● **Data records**
^^^^^^^^

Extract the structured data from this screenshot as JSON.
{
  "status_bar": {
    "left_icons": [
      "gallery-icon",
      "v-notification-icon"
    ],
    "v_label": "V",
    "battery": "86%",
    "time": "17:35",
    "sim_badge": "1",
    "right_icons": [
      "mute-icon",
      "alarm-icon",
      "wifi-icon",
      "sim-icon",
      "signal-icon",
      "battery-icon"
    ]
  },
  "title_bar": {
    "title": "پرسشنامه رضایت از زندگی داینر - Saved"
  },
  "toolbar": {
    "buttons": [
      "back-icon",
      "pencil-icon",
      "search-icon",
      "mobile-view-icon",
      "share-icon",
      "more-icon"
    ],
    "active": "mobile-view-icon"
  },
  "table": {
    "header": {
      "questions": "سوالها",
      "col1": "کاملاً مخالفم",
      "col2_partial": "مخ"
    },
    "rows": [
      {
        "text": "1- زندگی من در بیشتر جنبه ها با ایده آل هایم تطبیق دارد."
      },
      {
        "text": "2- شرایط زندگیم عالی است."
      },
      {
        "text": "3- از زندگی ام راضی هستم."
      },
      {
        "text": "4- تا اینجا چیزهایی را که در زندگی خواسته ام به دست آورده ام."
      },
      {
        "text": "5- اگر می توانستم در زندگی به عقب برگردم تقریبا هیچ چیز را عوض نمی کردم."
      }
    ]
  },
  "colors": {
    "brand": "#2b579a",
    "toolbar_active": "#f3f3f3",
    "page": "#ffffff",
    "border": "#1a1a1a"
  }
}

^^^^^^^^

● **DESCRIPTION OF THE TASK**
Reproduce each entry exactly, leaving out nothing.

● **SOLVED EXERCISE**
Extract the structured data from this screenshot as JSON.
{
  "status_bar": {
    "left_icons": [
      "gallery-icon",
      "v-notification-icon"
    ],
    "v_label": "V",
    "battery": "86%",
    "time": "17:35",
    "sim_badge": "1",
    "right_icons": [
      "mute-icon",
      "alarm-icon",
      "wifi-icon",
      "sim-icon",
      "signal-icon",
      "battery-icon"
    ]
  },
  "title_bar": {
    "title": "پرسشنامه رضایت از زندگی داینر - Saved"
  },
  "toolbar": {
    "buttons": [
      "back-icon",
      "pencil-icon",
      "search-icon",
      "mobile-view-icon",
      "share-icon",
      "more-icon"
    ],
    "active": "mobile-view-icon"
  },
  "table": {
    "header": {
      "questions": "سوالها",
      "col1": "کاملاً مخالفم",
      "col2_partial": "مخ"
    },
    "rows": [
      {
        "text": "1- زندگی من در بیشتر جنبه ها با ایده آل هایم تطبیق دارد."
      },
      {
        "text": "2- شرایط زندگیم عالی است."
      },
      {
        "text": "3- از زندگی ام راضی هستم."
      },
      {
        "text": "4- تا اینجا چیزهایی را که در زندگی خواسته ام به دست آورده ام."
      },
      {
        "text": "5- اگر می توانستم در زندگی به عقب برگردم تقریبا هیچ چیز را عوض نمی کردم."
      }
    ]
  },
  "colors": {
    "brand": "#2b579a",
    "toolbar_active": "#f3f3f3",
    "page": "#ffffff",
    "border": "#1a1a1a"
  }
}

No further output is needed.